§ Exercise prompt: Drop the images; return everything else in the listing below exactly.

§ Data provided:
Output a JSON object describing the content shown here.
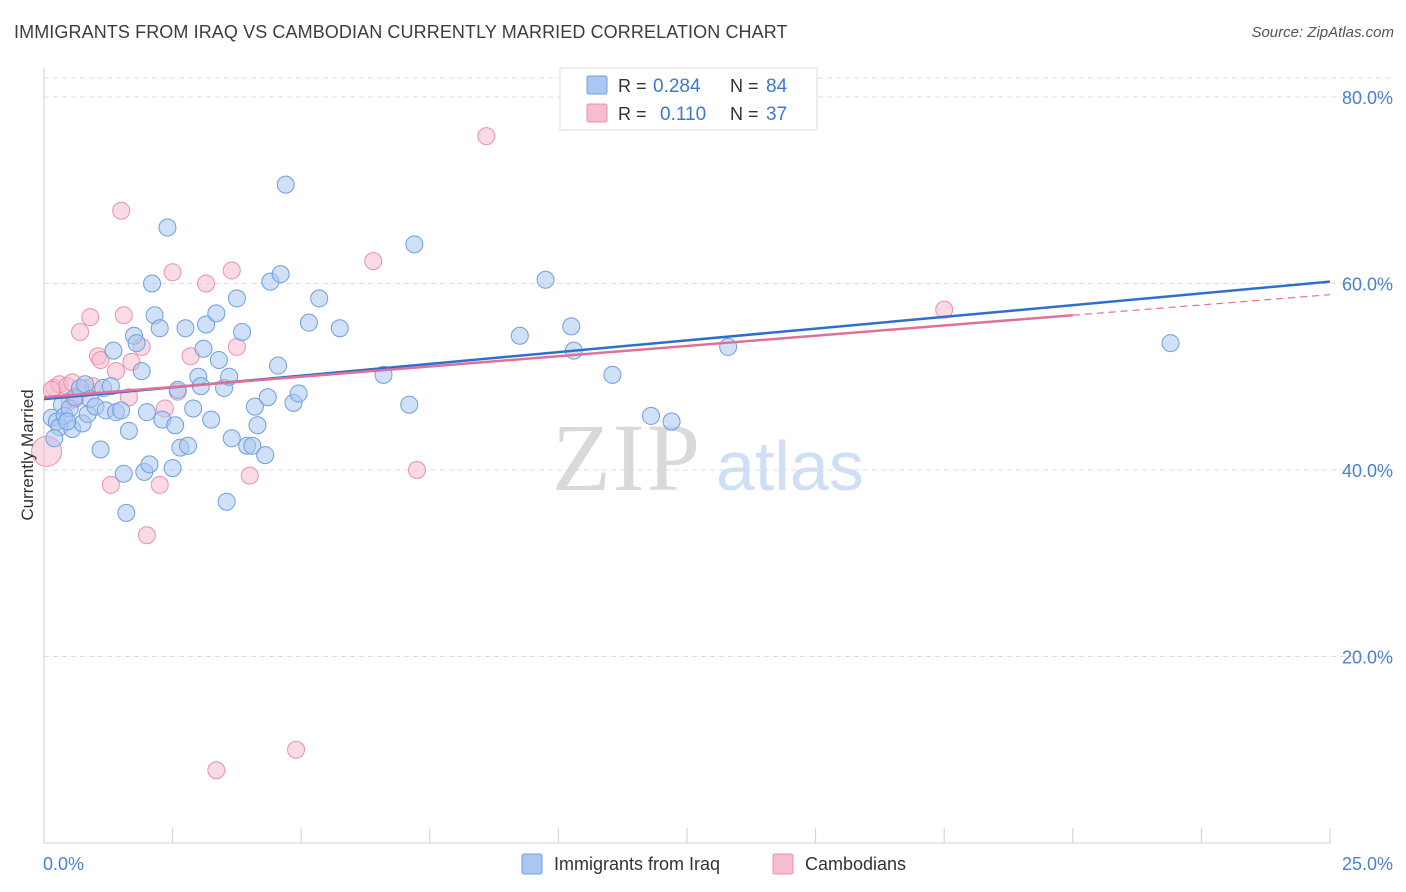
{
  "title": "IMMIGRANTS FROM IRAQ VS CAMBODIAN CURRENTLY MARRIED CORRELATION CHART",
  "source": "Source: ZipAtlas.com",
  "watermark": {
    "zip": "ZIP",
    "atlas": "atlas"
  },
  "colors": {
    "iraq_fill": "#a9c7f0",
    "iraq_stroke": "#6f9fe0",
    "iraq_line": "#2f6fcc",
    "cambodian_fill": "#f6bcd0",
    "cambodian_stroke": "#e891af",
    "cambodian_line": "#e0709a",
    "axis_text": "#4a7fd4",
    "grid": "#dddddd"
  },
  "legend": {
    "rows": [
      {
        "r_label": "R =",
        "r_value": "0.284",
        "n_label": "N =",
        "n_value": "84"
      },
      {
        "r_label": "R =",
        "r_value": "0.110",
        "n_label": "N =",
        "n_value": "37"
      }
    ]
  },
  "chart_data": {
    "type": "scatter",
    "title": "IMMIGRANTS FROM IRAQ VS CAMBODIAN CURRENTLY MARRIED CORRELATION CHART",
    "ylabel": "Currently Married",
    "xlabel": "",
    "xlim": [
      0,
      25
    ],
    "ylim": [
      0,
      82
    ],
    "x_ticks_labels": [
      "0.0%",
      "25.0%"
    ],
    "y_ticks": [
      20,
      40,
      60,
      80
    ],
    "y_tick_labels": [
      "20.0%",
      "40.0%",
      "60.0%",
      "80.0%"
    ],
    "grid": true,
    "legend_position": "top-center",
    "series": [
      {
        "name": "Immigrants from Iraq",
        "r": 0.284,
        "n": 84,
        "trend": {
          "x": [
            0,
            25
          ],
          "y": [
            47.6,
            60.2
          ]
        },
        "points": [
          [
            0.15,
            45.6
          ],
          [
            0.25,
            45.2
          ],
          [
            0.3,
            44.6
          ],
          [
            0.35,
            47.0
          ],
          [
            0.4,
            45.8
          ],
          [
            0.5,
            46.6
          ],
          [
            0.55,
            44.4
          ],
          [
            0.6,
            47.8
          ],
          [
            0.7,
            48.8
          ],
          [
            0.75,
            45.0
          ],
          [
            0.8,
            49.2
          ],
          [
            0.85,
            46.0
          ],
          [
            0.9,
            47.6
          ],
          [
            1.0,
            46.8
          ],
          [
            1.1,
            42.2
          ],
          [
            1.15,
            48.8
          ],
          [
            1.2,
            46.4
          ],
          [
            1.3,
            49.0
          ],
          [
            1.35,
            52.8
          ],
          [
            1.4,
            46.2
          ],
          [
            1.5,
            46.4
          ],
          [
            1.55,
            39.6
          ],
          [
            1.6,
            35.4
          ],
          [
            1.65,
            44.2
          ],
          [
            1.75,
            54.4
          ],
          [
            1.8,
            53.6
          ],
          [
            1.9,
            50.6
          ],
          [
            1.95,
            39.8
          ],
          [
            2.0,
            46.2
          ],
          [
            2.05,
            40.6
          ],
          [
            2.1,
            60.0
          ],
          [
            2.15,
            56.6
          ],
          [
            2.25,
            55.2
          ],
          [
            2.3,
            45.4
          ],
          [
            2.4,
            66.0
          ],
          [
            2.5,
            40.2
          ],
          [
            2.55,
            44.8
          ],
          [
            2.6,
            48.6
          ],
          [
            2.65,
            42.4
          ],
          [
            2.75,
            55.2
          ],
          [
            2.8,
            42.6
          ],
          [
            2.9,
            46.6
          ],
          [
            3.0,
            50.0
          ],
          [
            3.05,
            49.0
          ],
          [
            3.1,
            53.0
          ],
          [
            3.15,
            55.6
          ],
          [
            3.25,
            45.4
          ],
          [
            3.35,
            56.8
          ],
          [
            3.4,
            51.8
          ],
          [
            3.5,
            48.8
          ],
          [
            3.6,
            50.0
          ],
          [
            3.65,
            43.4
          ],
          [
            3.75,
            58.4
          ],
          [
            3.85,
            54.8
          ],
          [
            3.95,
            42.6
          ],
          [
            4.05,
            42.6
          ],
          [
            4.1,
            46.8
          ],
          [
            4.15,
            44.8
          ],
          [
            4.3,
            41.6
          ],
          [
            4.35,
            47.8
          ],
          [
            4.4,
            60.2
          ],
          [
            4.55,
            51.2
          ],
          [
            4.6,
            61.0
          ],
          [
            4.7,
            70.6
          ],
          [
            4.85,
            47.2
          ],
          [
            4.95,
            48.2
          ],
          [
            5.15,
            55.8
          ],
          [
            5.35,
            58.4
          ],
          [
            5.75,
            55.2
          ],
          [
            3.55,
            36.6
          ],
          [
            6.6,
            50.2
          ],
          [
            7.1,
            47.0
          ],
          [
            7.2,
            64.2
          ],
          [
            9.25,
            54.4
          ],
          [
            9.75,
            60.4
          ],
          [
            10.25,
            55.4
          ],
          [
            10.3,
            52.8
          ],
          [
            11.05,
            50.2
          ],
          [
            11.8,
            45.8
          ],
          [
            12.2,
            45.2
          ],
          [
            13.3,
            53.2
          ],
          [
            21.9,
            53.6
          ],
          [
            0.2,
            43.4
          ],
          [
            0.45,
            45.2
          ]
        ]
      },
      {
        "name": "Cambodians",
        "r": 0.11,
        "n": 37,
        "trend": {
          "x": [
            0,
            20
          ],
          "y": [
            47.8,
            56.6
          ],
          "dashed_extension": {
            "x": [
              20,
              25
            ],
            "y": [
              56.6,
              58.8
            ]
          }
        },
        "points": [
          [
            0.05,
            42.0
          ],
          [
            0.2,
            48.8
          ],
          [
            0.3,
            49.2
          ],
          [
            0.45,
            49.0
          ],
          [
            0.5,
            47.4
          ],
          [
            0.55,
            49.4
          ],
          [
            0.6,
            47.6
          ],
          [
            0.7,
            54.8
          ],
          [
            0.8,
            48.8
          ],
          [
            0.9,
            56.4
          ],
          [
            0.95,
            49.0
          ],
          [
            1.05,
            52.2
          ],
          [
            1.1,
            51.8
          ],
          [
            1.3,
            38.4
          ],
          [
            1.4,
            50.6
          ],
          [
            1.5,
            67.8
          ],
          [
            1.55,
            56.6
          ],
          [
            1.65,
            47.8
          ],
          [
            1.7,
            51.6
          ],
          [
            1.9,
            53.2
          ],
          [
            2.0,
            33.0
          ],
          [
            2.25,
            38.4
          ],
          [
            2.35,
            46.6
          ],
          [
            2.5,
            61.2
          ],
          [
            2.6,
            48.4
          ],
          [
            2.85,
            52.2
          ],
          [
            3.15,
            60.0
          ],
          [
            3.35,
            7.8
          ],
          [
            3.65,
            61.4
          ],
          [
            3.75,
            53.2
          ],
          [
            4.0,
            39.4
          ],
          [
            4.9,
            10.0
          ],
          [
            6.4,
            62.4
          ],
          [
            7.25,
            40.0
          ],
          [
            8.6,
            75.8
          ],
          [
            17.5,
            57.2
          ],
          [
            0.15,
            48.6
          ]
        ]
      }
    ]
  },
  "bottom_legend": [
    "Immigrants from Iraq",
    "Cambodians"
  ]
}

§ The reply:
Output a JSON object describing the content shown here.
{
  "title": "IMMIGRANTS FROM IRAQ VS CAMBODIAN CURRENTLY MARRIED CORRELATION CHART",
  "source": "Source: ZipAtlas.com",
  "watermark": {
    "zip": "ZIP",
    "atlas": "atlas"
  },
  "colors": {
    "iraq_fill": "#a9c7f0",
    "iraq_stroke": "#6f9fe0",
    "iraq_line": "#2f6fcc",
    "cambodian_fill": "#f6bcd0",
    "cambodian_stroke": "#e891af",
    "cambodian_line": "#e0709a",
    "axis_text": "#4a7fd4",
    "grid": "#dddddd"
  },
  "legend": {
    "rows": [
      {
        "r_label": "R =",
        "r_value": "0.284",
        "n_label": "N =",
        "n_value": "84"
      },
      {
        "r_label": "R =",
        "r_value": "0.110",
        "n_label": "N =",
        "n_value": "37"
      }
    ]
  },
  "chart_data": {
    "type": "scatter",
    "title": "IMMIGRANTS FROM IRAQ VS CAMBODIAN CURRENTLY MARRIED CORRELATION CHART",
    "ylabel": "Currently Married",
    "xlabel": "",
    "xlim": [
      0,
      25
    ],
    "ylim": [
      0,
      82
    ],
    "x_ticks_labels": [
      "0.0%",
      "25.0%"
    ],
    "y_ticks": [
      20,
      40,
      60,
      80
    ],
    "y_tick_labels": [
      "20.0%",
      "40.0%",
      "60.0%",
      "80.0%"
    ],
    "grid": true,
    "legend_position": "top-center",
    "series": [
      {
        "name": "Immigrants from Iraq",
        "r": 0.284,
        "n": 84,
        "trend": {
          "x": [
            0,
            25
          ],
          "y": [
            47.6,
            60.2
          ]
        },
        "points": [
          [
            0.15,
            45.6
          ],
          [
            0.25,
            45.2
          ],
          [
            0.3,
            44.6
          ],
          [
            0.35,
            47.0
          ],
          [
            0.4,
            45.8
          ],
          [
            0.5,
            46.6
          ],
          [
            0.55,
            44.4
          ],
          [
            0.6,
            47.8
          ],
          [
            0.7,
            48.8
          ],
          [
            0.75,
            45.0
          ],
          [
            0.8,
            49.2
          ],
          [
            0.85,
            46.0
          ],
          [
            0.9,
            47.6
          ],
          [
            1.0,
            46.8
          ],
          [
            1.1,
            42.2
          ],
          [
            1.15,
            48.8
          ],
          [
            1.2,
            46.4
          ],
          [
            1.3,
            49.0
          ],
          [
            1.35,
            52.8
          ],
          [
            1.4,
            46.2
          ],
          [
            1.5,
            46.4
          ],
          [
            1.55,
            39.6
          ],
          [
            1.6,
            35.4
          ],
          [
            1.65,
            44.2
          ],
          [
            1.75,
            54.4
          ],
          [
            1.8,
            53.6
          ],
          [
            1.9,
            50.6
          ],
          [
            1.95,
            39.8
          ],
          [
            2.0,
            46.2
          ],
          [
            2.05,
            40.6
          ],
          [
            2.1,
            60.0
          ],
          [
            2.15,
            56.6
          ],
          [
            2.25,
            55.2
          ],
          [
            2.3,
            45.4
          ],
          [
            2.4,
            66.0
          ],
          [
            2.5,
            40.2
          ],
          [
            2.55,
            44.8
          ],
          [
            2.6,
            48.6
          ],
          [
            2.65,
            42.4
          ],
          [
            2.75,
            55.2
          ],
          [
            2.8,
            42.6
          ],
          [
            2.9,
            46.6
          ],
          [
            3.0,
            50.0
          ],
          [
            3.05,
            49.0
          ],
          [
            3.1,
            53.0
          ],
          [
            3.15,
            55.6
          ],
          [
            3.25,
            45.4
          ],
          [
            3.35,
            56.8
          ],
          [
            3.4,
            51.8
          ],
          [
            3.5,
            48.8
          ],
          [
            3.6,
            50.0
          ],
          [
            3.65,
            43.4
          ],
          [
            3.75,
            58.4
          ],
          [
            3.85,
            54.8
          ],
          [
            3.95,
            42.6
          ],
          [
            4.05,
            42.6
          ],
          [
            4.1,
            46.8
          ],
          [
            4.15,
            44.8
          ],
          [
            4.3,
            41.6
          ],
          [
            4.35,
            47.8
          ],
          [
            4.4,
            60.2
          ],
          [
            4.55,
            51.2
          ],
          [
            4.6,
            61.0
          ],
          [
            4.7,
            70.6
          ],
          [
            4.85,
            47.2
          ],
          [
            4.95,
            48.2
          ],
          [
            5.15,
            55.8
          ],
          [
            5.35,
            58.4
          ],
          [
            5.75,
            55.2
          ],
          [
            3.55,
            36.6
          ],
          [
            6.6,
            50.2
          ],
          [
            7.1,
            47.0
          ],
          [
            7.2,
            64.2
          ],
          [
            9.25,
            54.4
          ],
          [
            9.75,
            60.4
          ],
          [
            10.25,
            55.4
          ],
          [
            10.3,
            52.8
          ],
          [
            11.05,
            50.2
          ],
          [
            11.8,
            45.8
          ],
          [
            12.2,
            45.2
          ],
          [
            13.3,
            53.2
          ],
          [
            21.9,
            53.6
          ],
          [
            0.2,
            43.4
          ],
          [
            0.45,
            45.2
          ]
        ]
      },
      {
        "name": "Cambodians",
        "r": 0.11,
        "n": 37,
        "trend": {
          "x": [
            0,
            20
          ],
          "y": [
            47.8,
            56.6
          ],
          "dashed_extension": {
            "x": [
              20,
              25
            ],
            "y": [
              56.6,
              58.8
            ]
          }
        },
        "points": [
          [
            0.05,
            42.0
          ],
          [
            0.2,
            48.8
          ],
          [
            0.3,
            49.2
          ],
          [
            0.45,
            49.0
          ],
          [
            0.5,
            47.4
          ],
          [
            0.55,
            49.4
          ],
          [
            0.6,
            47.6
          ],
          [
            0.7,
            54.8
          ],
          [
            0.8,
            48.8
          ],
          [
            0.9,
            56.4
          ],
          [
            0.95,
            49.0
          ],
          [
            1.05,
            52.2
          ],
          [
            1.1,
            51.8
          ],
          [
            1.3,
            38.4
          ],
          [
            1.4,
            50.6
          ],
          [
            1.5,
            67.8
          ],
          [
            1.55,
            56.6
          ],
          [
            1.65,
            47.8
          ],
          [
            1.7,
            51.6
          ],
          [
            1.9,
            53.2
          ],
          [
            2.0,
            33.0
          ],
          [
            2.25,
            38.4
          ],
          [
            2.35,
            46.6
          ],
          [
            2.5,
            61.2
          ],
          [
            2.6,
            48.4
          ],
          [
            2.85,
            52.2
          ],
          [
            3.15,
            60.0
          ],
          [
            3.35,
            7.8
          ],
          [
            3.65,
            61.4
          ],
          [
            3.75,
            53.2
          ],
          [
            4.0,
            39.4
          ],
          [
            4.9,
            10.0
          ],
          [
            6.4,
            62.4
          ],
          [
            7.25,
            40.0
          ],
          [
            8.6,
            75.8
          ],
          [
            17.5,
            57.2
          ],
          [
            0.15,
            48.6
          ]
        ]
      }
    ]
  },
  "bottom_legend": [
    "Immigrants from Iraq",
    "Cambodians"
  ]
}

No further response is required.